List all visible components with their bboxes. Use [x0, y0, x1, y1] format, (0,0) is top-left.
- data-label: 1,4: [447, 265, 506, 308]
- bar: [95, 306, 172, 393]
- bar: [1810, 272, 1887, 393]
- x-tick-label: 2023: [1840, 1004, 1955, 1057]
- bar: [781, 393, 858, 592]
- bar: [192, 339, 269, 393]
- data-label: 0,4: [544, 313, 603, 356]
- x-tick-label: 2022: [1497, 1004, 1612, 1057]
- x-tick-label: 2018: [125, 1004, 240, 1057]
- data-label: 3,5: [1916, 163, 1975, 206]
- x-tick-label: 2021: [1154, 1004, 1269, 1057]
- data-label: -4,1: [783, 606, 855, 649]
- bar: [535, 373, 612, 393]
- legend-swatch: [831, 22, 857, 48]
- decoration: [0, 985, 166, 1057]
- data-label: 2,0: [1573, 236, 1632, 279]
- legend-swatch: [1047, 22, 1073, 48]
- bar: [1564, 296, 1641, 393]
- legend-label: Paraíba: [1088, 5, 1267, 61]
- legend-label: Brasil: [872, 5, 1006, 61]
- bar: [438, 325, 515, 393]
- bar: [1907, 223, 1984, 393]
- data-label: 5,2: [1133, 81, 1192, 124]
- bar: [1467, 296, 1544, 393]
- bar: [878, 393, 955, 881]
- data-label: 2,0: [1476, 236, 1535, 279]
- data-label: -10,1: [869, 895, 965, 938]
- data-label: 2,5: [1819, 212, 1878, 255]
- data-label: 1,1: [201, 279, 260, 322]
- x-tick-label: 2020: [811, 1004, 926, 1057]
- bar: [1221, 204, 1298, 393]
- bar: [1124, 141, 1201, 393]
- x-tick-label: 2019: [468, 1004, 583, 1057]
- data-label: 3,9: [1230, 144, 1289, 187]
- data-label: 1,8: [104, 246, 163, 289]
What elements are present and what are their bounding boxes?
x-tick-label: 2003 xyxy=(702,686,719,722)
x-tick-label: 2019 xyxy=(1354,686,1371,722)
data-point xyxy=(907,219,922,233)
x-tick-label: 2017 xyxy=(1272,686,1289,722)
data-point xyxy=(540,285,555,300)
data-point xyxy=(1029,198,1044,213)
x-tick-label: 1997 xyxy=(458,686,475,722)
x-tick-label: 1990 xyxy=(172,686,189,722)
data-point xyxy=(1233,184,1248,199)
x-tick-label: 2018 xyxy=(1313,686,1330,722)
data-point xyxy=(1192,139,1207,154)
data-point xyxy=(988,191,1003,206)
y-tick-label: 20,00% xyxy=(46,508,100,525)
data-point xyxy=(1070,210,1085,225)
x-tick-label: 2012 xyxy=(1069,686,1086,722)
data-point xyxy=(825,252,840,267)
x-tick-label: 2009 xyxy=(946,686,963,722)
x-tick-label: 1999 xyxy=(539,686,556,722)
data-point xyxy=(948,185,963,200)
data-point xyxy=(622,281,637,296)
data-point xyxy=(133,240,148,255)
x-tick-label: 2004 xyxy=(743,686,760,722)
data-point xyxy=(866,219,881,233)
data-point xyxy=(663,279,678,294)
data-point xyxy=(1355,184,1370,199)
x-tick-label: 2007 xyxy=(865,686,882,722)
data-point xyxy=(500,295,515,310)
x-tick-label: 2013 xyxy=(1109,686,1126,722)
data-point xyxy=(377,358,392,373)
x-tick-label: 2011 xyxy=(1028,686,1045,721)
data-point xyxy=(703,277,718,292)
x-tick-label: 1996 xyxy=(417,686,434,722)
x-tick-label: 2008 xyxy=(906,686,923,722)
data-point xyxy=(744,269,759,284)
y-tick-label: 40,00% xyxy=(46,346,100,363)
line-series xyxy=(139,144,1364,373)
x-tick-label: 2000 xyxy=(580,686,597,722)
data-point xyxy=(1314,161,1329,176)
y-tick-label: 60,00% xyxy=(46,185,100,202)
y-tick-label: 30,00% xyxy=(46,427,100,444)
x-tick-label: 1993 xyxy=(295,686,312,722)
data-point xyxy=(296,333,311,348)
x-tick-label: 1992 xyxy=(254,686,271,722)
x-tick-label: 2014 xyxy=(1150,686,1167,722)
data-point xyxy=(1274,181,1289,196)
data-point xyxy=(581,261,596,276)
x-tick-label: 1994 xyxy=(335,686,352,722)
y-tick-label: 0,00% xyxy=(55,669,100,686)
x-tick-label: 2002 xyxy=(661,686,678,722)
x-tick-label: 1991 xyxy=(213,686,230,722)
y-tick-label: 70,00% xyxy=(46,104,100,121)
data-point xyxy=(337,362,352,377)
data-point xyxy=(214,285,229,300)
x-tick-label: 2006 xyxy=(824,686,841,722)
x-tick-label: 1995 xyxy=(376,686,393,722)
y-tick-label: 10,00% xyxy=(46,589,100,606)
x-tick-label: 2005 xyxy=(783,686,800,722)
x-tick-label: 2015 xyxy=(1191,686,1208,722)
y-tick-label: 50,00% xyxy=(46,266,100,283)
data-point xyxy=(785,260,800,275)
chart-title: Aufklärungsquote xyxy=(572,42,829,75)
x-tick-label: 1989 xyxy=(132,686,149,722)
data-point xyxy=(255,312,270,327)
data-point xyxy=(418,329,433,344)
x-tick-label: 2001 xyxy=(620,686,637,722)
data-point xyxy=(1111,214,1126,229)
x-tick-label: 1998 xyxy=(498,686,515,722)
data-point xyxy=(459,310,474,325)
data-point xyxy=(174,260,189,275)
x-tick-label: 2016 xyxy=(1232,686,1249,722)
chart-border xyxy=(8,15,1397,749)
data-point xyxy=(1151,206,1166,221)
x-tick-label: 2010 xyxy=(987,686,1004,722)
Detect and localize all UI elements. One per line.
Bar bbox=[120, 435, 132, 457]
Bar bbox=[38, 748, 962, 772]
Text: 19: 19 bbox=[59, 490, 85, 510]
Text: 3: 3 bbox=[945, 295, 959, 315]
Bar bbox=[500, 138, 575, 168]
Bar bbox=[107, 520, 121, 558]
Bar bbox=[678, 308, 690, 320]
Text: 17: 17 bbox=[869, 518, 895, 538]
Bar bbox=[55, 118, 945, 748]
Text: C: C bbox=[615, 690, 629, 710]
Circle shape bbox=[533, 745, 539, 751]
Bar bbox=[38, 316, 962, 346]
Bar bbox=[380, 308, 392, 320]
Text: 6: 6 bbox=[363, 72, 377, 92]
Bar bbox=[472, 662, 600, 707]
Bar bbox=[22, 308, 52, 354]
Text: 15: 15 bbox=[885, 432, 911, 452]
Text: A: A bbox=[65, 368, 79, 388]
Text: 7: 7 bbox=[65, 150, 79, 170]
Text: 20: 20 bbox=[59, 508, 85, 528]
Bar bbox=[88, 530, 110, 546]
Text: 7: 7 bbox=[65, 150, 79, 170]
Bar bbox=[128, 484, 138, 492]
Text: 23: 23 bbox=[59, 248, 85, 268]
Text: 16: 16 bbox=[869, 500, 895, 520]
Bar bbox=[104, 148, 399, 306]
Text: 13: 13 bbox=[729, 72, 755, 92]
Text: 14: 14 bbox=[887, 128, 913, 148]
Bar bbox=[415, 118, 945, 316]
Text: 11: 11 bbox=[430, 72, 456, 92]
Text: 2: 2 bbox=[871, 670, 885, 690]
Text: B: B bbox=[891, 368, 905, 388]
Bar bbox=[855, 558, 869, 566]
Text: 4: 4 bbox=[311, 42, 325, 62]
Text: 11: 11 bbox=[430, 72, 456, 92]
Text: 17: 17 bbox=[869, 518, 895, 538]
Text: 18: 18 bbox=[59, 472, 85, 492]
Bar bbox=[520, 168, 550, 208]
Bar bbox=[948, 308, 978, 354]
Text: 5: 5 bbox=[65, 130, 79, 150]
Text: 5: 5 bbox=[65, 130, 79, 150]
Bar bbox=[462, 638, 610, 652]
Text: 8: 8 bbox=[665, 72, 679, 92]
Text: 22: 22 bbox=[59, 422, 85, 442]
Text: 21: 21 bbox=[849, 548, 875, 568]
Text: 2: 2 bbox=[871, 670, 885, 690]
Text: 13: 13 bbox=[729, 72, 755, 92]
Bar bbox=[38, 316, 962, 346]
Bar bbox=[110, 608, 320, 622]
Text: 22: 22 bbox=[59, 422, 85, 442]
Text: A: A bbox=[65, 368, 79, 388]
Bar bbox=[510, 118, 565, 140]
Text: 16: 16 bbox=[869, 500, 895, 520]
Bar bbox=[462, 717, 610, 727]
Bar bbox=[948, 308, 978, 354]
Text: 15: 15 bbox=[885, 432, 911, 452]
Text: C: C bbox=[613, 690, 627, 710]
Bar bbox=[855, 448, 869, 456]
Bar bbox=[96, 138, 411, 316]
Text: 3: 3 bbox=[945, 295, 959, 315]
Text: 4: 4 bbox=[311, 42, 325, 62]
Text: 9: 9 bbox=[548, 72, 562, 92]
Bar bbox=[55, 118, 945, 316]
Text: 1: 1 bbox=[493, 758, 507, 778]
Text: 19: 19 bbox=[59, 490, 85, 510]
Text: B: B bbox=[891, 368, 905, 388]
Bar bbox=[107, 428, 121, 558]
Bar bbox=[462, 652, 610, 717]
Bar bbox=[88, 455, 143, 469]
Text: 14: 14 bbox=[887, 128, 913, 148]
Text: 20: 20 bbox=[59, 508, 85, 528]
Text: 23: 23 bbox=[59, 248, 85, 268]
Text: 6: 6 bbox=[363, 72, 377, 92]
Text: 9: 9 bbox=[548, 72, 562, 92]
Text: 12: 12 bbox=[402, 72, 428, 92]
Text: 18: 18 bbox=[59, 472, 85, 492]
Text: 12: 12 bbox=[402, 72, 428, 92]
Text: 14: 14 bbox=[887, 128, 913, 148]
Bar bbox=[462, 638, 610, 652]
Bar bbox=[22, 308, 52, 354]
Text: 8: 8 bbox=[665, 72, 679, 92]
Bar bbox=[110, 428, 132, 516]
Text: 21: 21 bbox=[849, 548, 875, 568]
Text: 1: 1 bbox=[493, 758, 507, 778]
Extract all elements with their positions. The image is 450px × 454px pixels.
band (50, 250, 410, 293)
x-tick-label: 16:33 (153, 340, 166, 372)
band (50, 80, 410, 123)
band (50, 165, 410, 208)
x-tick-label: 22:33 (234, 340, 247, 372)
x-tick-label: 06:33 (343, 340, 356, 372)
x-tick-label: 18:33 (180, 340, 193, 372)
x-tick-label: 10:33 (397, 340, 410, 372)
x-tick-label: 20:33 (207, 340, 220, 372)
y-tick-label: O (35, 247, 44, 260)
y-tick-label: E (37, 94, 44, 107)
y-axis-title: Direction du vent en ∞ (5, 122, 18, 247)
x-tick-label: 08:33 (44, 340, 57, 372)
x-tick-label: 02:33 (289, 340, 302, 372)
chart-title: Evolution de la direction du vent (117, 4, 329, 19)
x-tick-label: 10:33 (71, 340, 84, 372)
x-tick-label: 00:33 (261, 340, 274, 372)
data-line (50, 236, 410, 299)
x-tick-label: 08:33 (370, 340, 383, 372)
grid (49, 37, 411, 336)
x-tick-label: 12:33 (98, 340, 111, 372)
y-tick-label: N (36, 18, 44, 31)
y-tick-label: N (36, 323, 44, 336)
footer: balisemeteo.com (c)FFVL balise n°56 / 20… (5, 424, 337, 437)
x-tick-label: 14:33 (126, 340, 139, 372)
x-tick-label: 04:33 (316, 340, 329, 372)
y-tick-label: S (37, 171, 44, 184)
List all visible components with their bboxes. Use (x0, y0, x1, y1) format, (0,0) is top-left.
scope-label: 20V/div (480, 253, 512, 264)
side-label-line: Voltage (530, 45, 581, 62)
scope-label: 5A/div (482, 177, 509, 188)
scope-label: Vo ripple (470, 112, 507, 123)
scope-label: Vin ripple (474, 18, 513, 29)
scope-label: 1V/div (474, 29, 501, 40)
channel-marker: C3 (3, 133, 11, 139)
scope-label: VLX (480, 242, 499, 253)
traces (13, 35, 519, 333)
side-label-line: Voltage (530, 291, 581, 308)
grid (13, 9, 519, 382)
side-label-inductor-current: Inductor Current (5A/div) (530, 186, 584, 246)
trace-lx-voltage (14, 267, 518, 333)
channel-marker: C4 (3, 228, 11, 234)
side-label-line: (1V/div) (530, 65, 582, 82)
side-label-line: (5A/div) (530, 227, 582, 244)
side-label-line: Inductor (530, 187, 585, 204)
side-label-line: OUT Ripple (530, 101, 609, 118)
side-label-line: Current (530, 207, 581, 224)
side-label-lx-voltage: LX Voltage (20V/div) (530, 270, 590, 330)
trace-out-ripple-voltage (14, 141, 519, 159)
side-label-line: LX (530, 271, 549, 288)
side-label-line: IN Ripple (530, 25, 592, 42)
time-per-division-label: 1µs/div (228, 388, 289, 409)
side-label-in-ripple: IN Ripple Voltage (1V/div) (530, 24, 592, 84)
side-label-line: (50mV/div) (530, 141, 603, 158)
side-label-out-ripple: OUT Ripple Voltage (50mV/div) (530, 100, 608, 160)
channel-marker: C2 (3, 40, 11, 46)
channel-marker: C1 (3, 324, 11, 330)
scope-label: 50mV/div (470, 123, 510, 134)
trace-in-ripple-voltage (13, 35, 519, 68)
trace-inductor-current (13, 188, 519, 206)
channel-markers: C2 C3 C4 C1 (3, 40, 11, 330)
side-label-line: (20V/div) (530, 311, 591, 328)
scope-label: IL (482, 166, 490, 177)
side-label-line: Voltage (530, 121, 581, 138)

──────────────────────────────

* **What to produce**
Please copy the records exactly, starting at the very beginning and ending with the line that contains "data-point xyxy=(1070,210,1085,225)".

* **Answer**
List all visible components with their bboxes. Use [x0, y0, x1, y1] format, (0,0) is top-left.
- data-label: 1,4: [447, 265, 506, 308]
- bar: [95, 306, 172, 393]
- bar: [1810, 272, 1887, 393]
- x-tick-label: 2023: [1840, 1004, 1955, 1057]
- bar: [781, 393, 858, 592]
- bar: [192, 339, 269, 393]
- data-label: 0,4: [544, 313, 603, 356]
- x-tick-label: 2022: [1497, 1004, 1612, 1057]
- x-tick-label: 2018: [125, 1004, 240, 1057]
- data-label: 3,5: [1916, 163, 1975, 206]
- x-tick-label: 2021: [1154, 1004, 1269, 1057]
- data-label: -4,1: [783, 606, 855, 649]
- bar: [535, 373, 612, 393]
- legend-swatch: [831, 22, 857, 48]
- decoration: [0, 985, 166, 1057]
- data-label: 2,0: [1573, 236, 1632, 279]
- legend-swatch: [1047, 22, 1073, 48]
- bar: [1564, 296, 1641, 393]
- legend-label: Paraíba: [1088, 5, 1267, 61]
- legend-label: Brasil: [872, 5, 1006, 61]
- bar: [438, 325, 515, 393]
- bar: [1907, 223, 1984, 393]
- data-label: 5,2: [1133, 81, 1192, 124]
- bar: [1467, 296, 1544, 393]
- bar: [878, 393, 955, 881]
- data-label: 2,0: [1476, 236, 1535, 279]
- data-label: -10,1: [869, 895, 965, 938]
- data-label: 2,5: [1819, 212, 1878, 255]
- data-label: 1,1: [201, 279, 260, 322]
- x-tick-label: 2020: [811, 1004, 926, 1057]
- bar: [1221, 204, 1298, 393]
- bar: [1124, 141, 1201, 393]
- x-tick-label: 2019: [468, 1004, 583, 1057]
- data-label: 3,9: [1230, 144, 1289, 187]
- data-label: 1,8: [104, 246, 163, 289]
What elements are present and what are their bounding boxes?
x-tick-label: 2003 xyxy=(702,686,719,722)
x-tick-label: 2019 xyxy=(1354,686,1371,722)
data-point xyxy=(907,219,922,233)
x-tick-label: 2017 xyxy=(1272,686,1289,722)
data-point xyxy=(540,285,555,300)
data-point xyxy=(1029,198,1044,213)
x-tick-label: 1997 xyxy=(458,686,475,722)
x-tick-label: 1990 xyxy=(172,686,189,722)
data-point xyxy=(1233,184,1248,199)
x-tick-label: 2018 xyxy=(1313,686,1330,722)
data-point xyxy=(1192,139,1207,154)
data-point xyxy=(988,191,1003,206)
y-tick-label: 20,00% xyxy=(46,508,100,525)
data-point xyxy=(1070,210,1085,225)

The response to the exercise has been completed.